BEGIN

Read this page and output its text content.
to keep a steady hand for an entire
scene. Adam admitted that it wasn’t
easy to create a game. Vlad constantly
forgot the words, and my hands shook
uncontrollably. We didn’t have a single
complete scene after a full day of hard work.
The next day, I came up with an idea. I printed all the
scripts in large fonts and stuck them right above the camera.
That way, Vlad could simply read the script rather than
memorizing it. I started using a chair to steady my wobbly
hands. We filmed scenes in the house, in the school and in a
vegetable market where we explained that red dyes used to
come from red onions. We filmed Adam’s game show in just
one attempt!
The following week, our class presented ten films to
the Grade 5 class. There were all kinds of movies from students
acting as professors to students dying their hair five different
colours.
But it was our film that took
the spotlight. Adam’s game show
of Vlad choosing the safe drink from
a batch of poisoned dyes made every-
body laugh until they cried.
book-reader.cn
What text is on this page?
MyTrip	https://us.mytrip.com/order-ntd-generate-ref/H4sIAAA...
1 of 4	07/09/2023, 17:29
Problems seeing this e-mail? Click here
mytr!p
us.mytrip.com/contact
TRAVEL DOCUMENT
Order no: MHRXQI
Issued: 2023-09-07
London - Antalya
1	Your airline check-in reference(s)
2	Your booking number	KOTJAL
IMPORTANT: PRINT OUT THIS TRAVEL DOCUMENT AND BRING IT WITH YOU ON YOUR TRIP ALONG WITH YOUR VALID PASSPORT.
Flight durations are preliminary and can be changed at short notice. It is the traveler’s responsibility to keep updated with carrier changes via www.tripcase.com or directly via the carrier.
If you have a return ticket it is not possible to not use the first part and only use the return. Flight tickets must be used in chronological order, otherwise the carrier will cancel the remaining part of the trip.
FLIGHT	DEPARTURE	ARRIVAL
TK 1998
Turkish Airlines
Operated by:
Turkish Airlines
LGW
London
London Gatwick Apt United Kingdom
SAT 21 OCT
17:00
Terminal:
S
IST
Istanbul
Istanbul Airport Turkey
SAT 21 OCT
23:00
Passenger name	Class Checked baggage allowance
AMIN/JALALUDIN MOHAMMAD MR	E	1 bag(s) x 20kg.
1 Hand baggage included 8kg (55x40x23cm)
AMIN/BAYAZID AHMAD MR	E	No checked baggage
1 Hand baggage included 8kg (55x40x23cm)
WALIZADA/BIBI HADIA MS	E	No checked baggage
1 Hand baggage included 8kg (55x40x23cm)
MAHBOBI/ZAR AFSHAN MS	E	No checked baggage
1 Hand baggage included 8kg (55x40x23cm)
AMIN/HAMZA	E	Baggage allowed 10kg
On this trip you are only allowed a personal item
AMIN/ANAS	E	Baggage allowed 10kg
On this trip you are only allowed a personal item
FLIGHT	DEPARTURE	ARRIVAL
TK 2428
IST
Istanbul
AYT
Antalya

END

- What to do -
Every record should be given again exactly.

- Written answer -
Read this page and output its text content.
to keep a steady hand for an entire
scene. Adam admitted that it wasn’t
easy to create a game. Vlad constantly
forgot the words, and my hands shook
uncontrollably. We didn’t have a single
complete scene after a full day of hard work.
The next day, I came up with an idea. I printed all the
scripts in large fonts and stuck them right above the camera.
That way, Vlad could simply read the script rather than
memorizing it. I started using a chair to steady my wobbly
hands. We filmed scenes in the house, in the school and in a
vegetable market where we explained that red dyes used to
come from red onions. We filmed Adam’s game show in just
one attempt!
The following week, our class presented ten films to
the Grade 5 class. There were all kinds of movies from students
acting as professors to students dying their hair five different
colours.
But it was our film that took
the spotlight. Adam’s game show
of Vlad choosing the safe drink from
a batch of poisoned dyes made every-
body laugh until they cried.
book-reader.cn
What text is on this page?
MyTrip	https://us.mytrip.com/order-ntd-generate-ref/H4sIAAA...
1 of 4	07/09/2023, 17:29
Problems seeing this e-mail? Click here
mytr!p
us.mytrip.com/contact
TRAVEL DOCUMENT
Order no: MHRXQI
Issued: 2023-09-07
London - Antalya
1	Your airline check-in reference(s)
2	Your booking number	KOTJAL
IMPORTANT: PRINT OUT THIS TRAVEL DOCUMENT AND BRING IT WITH YOU ON YOUR TRIP ALONG WITH YOUR VALID PASSPORT.
Flight durations are preliminary and can be changed at short notice. It is the traveler’s responsibility to keep updated with carrier changes via www.tripcase.com or directly via the carrier.
If you have a return ticket it is not possible to not use the first part and only use the return. Flight tickets must be used in chronological order, otherwise the carrier will cancel the remaining part of the trip.
FLIGHT	DEPARTURE	ARRIVAL
TK 1998
Turkish Airlines
Operated by:
Turkish Airlines
LGW
London
London Gatwick Apt United Kingdom
SAT 21 OCT
17:00
Terminal:
S
IST
Istanbul
Istanbul Airport Turkey
SAT 21 OCT
23:00
Passenger name	Class Checked baggage allowance
AMIN/JALALUDIN MOHAMMAD MR	E	1 bag(s) x 20kg.
1 Hand baggage included 8kg (55x40x23cm)
AMIN/BAYAZID AHMAD MR	E	No checked baggage
1 Hand baggage included 8kg (55x40x23cm)
WALIZADA/BIBI HADIA MS	E	No checked baggage
1 Hand baggage included 8kg (55x40x23cm)
MAHBOBI/ZAR AFSHAN MS	E	No checked baggage
1 Hand baggage included 8kg (55x40x23cm)
AMIN/HAMZA	E	Baggage allowed 10kg
On this trip you are only allowed a personal item
AMIN/ANAS	E	Baggage allowed 10kg
On this trip you are only allowed a personal item
FLIGHT	DEPARTURE	ARRIVAL
TK 2428
IST
Istanbul
AYT
Antalya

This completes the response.